### Exercise
Return the listing below exactly, with the pictures dropped.

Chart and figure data
* * *
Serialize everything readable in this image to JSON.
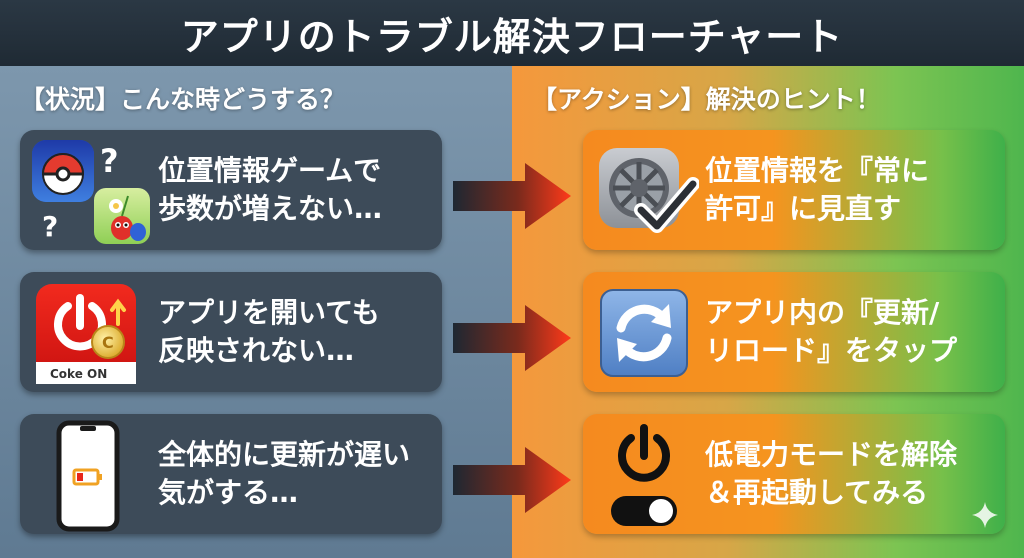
{
  "title": "アプリのトラブル解決フローチャート",
  "headings": {
    "situation": "【状況】こんな時どうする？",
    "action": "【アクション】解決のヒント！"
  },
  "rows": [
    {
      "situation": {
        "line1": "位置情報ゲームで",
        "line2": "歩数が増えない…",
        "icon": "game-apps-icon"
      },
      "action": {
        "line1": "位置情報を『常に",
        "line2": "許可』に見直す",
        "icon": "settings-gear-icon"
      }
    },
    {
      "situation": {
        "line1": "アプリを開いても",
        "line2": "反映されない…",
        "icon": "coke-on-app-icon",
        "app_label": "Coke ON"
      },
      "action": {
        "line1": "アプリ内の『更新/",
        "line2": "リロード』をタップ",
        "icon": "refresh-icon"
      }
    },
    {
      "situation": {
        "line1": "全体的に更新が遅い",
        "line2": "気がする…",
        "icon": "low-battery-phone-icon"
      },
      "action": {
        "line1": "低電力モードを解除",
        "line2": "＆再起動してみる",
        "icon": "power-toggle-icon"
      }
    }
  ],
  "colors": {
    "title_bg": "#1f2a34",
    "left_bg": "#6f889f",
    "situation_card": "#3d4b59",
    "action_orange": "#f58a1f",
    "action_green": "#3fb04a",
    "arrow_red": "#ff3a1a"
  },
  "glyphs": {
    "question": "?"
  }
}
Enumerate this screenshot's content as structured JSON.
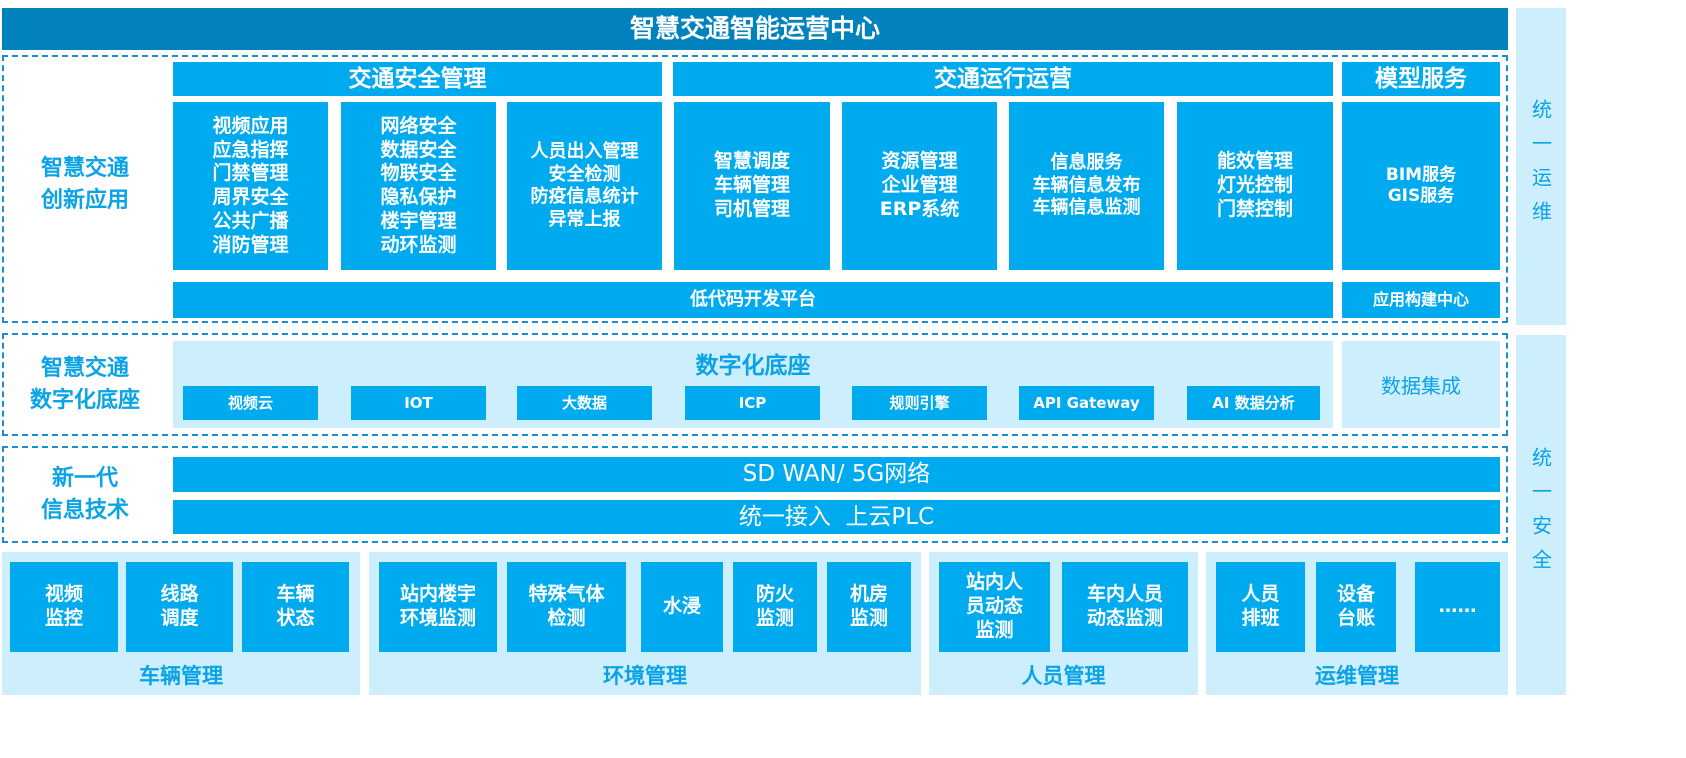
{
  "title": "智慧交通智能运营中心",
  "side": {
    "ops": "统一运维",
    "security": "统一安全"
  },
  "apps": {
    "label": "智慧交通\n创新应用",
    "headers": [
      "交通安全管理",
      "交通运行运营",
      "模型服务"
    ],
    "boxes": [
      "视频应用\n应急指挥\n门禁管理\n周界安全\n公共广播\n消防管理",
      "网络安全\n数据安全\n物联安全\n隐私保护\n楼宇管理\n动环监测",
      "人员出入管理\n安全检测\n防疫信息统计\n异常上报",
      "智慧调度\n车辆管理\n司机管理",
      "资源管理\n企业管理\nERP系统",
      "信息服务\n车辆信息发布\n车辆信息监测",
      "能效管理\n灯光控制\n门禁控制",
      "BIM服务\nGIS服务"
    ],
    "lowcode": "低代码开发平台",
    "builder": "应用构建中心"
  },
  "digital": {
    "label": "智慧交通\n数字化底座",
    "title": "数字化底座",
    "chips": [
      "视频云",
      "IOT",
      "大数据",
      "ICP",
      "规则引擎",
      "API Gateway",
      "AI 数据分析"
    ],
    "integration": "数据集成"
  },
  "network": {
    "label": "新一代\n信息技术",
    "bars": [
      "SD WAN/ 5G网络",
      "统一接入  上云PLC"
    ]
  },
  "groups": [
    {
      "label": "车辆管理",
      "items": [
        "视频\n监控",
        "线路\n调度",
        "车辆\n状态"
      ]
    },
    {
      "label": "环境管理",
      "items": [
        "站内楼宇\n环境监测",
        "特殊气体\n检测",
        "水浸",
        "防火\n监测",
        "机房\n监测"
      ]
    },
    {
      "label": "人员管理",
      "items": [
        "站内人\n员动态\n监测",
        "车内人员\n动态监测"
      ]
    },
    {
      "label": "运维管理",
      "items": [
        "人员\n排班",
        "设备\n台账",
        "……"
      ]
    }
  ]
}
* * *
### Task solution
Serialize everything readable in this image to JSON.
{
  "title": "アプリのトラブル解決フローチャート",
  "headings": {
    "situation": "【状況】こんな時どうする？",
    "action": "【アクション】解決のヒント！"
  },
  "rows": [
    {
      "situation": {
        "line1": "位置情報ゲームで",
        "line2": "歩数が増えない…",
        "icon": "game-apps-icon"
      },
      "action": {
        "line1": "位置情報を『常に",
        "line2": "許可』に見直す",
        "icon": "settings-gear-icon"
      }
    },
    {
      "situation": {
        "line1": "アプリを開いても",
        "line2": "反映されない…",
        "icon": "coke-on-app-icon",
        "app_label": "Coke ON"
      },
      "action": {
        "line1": "アプリ内の『更新/",
        "line2": "リロード』をタップ",
        "icon": "refresh-icon"
      }
    },
    {
      "situation": {
        "line1": "全体的に更新が遅い",
        "line2": "気がする…",
        "icon": "low-battery-phone-icon"
      },
      "action": {
        "line1": "低電力モードを解除",
        "line2": "＆再起動してみる",
        "icon": "power-toggle-icon"
      }
    }
  ],
  "colors": {
    "title_bg": "#1f2a34",
    "left_bg": "#6f889f",
    "situation_card": "#3d4b59",
    "action_orange": "#f58a1f",
    "action_green": "#3fb04a",
    "arrow_red": "#ff3a1a"
  },
  "glyphs": {
    "question": "?"
  }
}
Enumerate this screenshot's content as structured JSON.
{
  "title": "智慧交通智能运营中心",
  "side": {
    "ops": "统一运维",
    "security": "统一安全"
  },
  "apps": {
    "label": "智慧交通\n创新应用",
    "headers": [
      "交通安全管理",
      "交通运行运营",
      "模型服务"
    ],
    "boxes": [
      "视频应用\n应急指挥\n门禁管理\n周界安全\n公共广播\n消防管理",
      "网络安全\n数据安全\n物联安全\n隐私保护\n楼宇管理\n动环监测",
      "人员出入管理\n安全检测\n防疫信息统计\n异常上报",
      "智慧调度\n车辆管理\n司机管理",
      "资源管理\n企业管理\nERP系统",
      "信息服务\n车辆信息发布\n车辆信息监测",
      "能效管理\n灯光控制\n门禁控制",
      "BIM服务\nGIS服务"
    ],
    "lowcode": "低代码开发平台",
    "builder": "应用构建中心"
  },
  "digital": {
    "label": "智慧交通\n数字化底座",
    "title": "数字化底座",
    "chips": [
      "视频云",
      "IOT",
      "大数据",
      "ICP",
      "规则引擎",
      "API Gateway",
      "AI 数据分析"
    ],
    "integration": "数据集成"
  },
  "network": {
    "label": "新一代\n信息技术",
    "bars": [
      "SD WAN/ 5G网络",
      "统一接入  上云PLC"
    ]
  },
  "groups": [
    {
      "label": "车辆管理",
      "items": [
        "视频\n监控",
        "线路\n调度",
        "车辆\n状态"
      ]
    },
    {
      "label": "环境管理",
      "items": [
        "站内楼宇\n环境监测",
        "特殊气体\n检测",
        "水浸",
        "防火\n监测",
        "机房\n监测"
      ]
    },
    {
      "label": "人员管理",
      "items": [
        "站内人\n员动态\n监测",
        "车内人员\n动态监测"
      ]
    },
    {
      "label": "运维管理",
      "items": [
        "人员\n排班",
        "设备\n台账",
        "……"
      ]
    }
  ]
}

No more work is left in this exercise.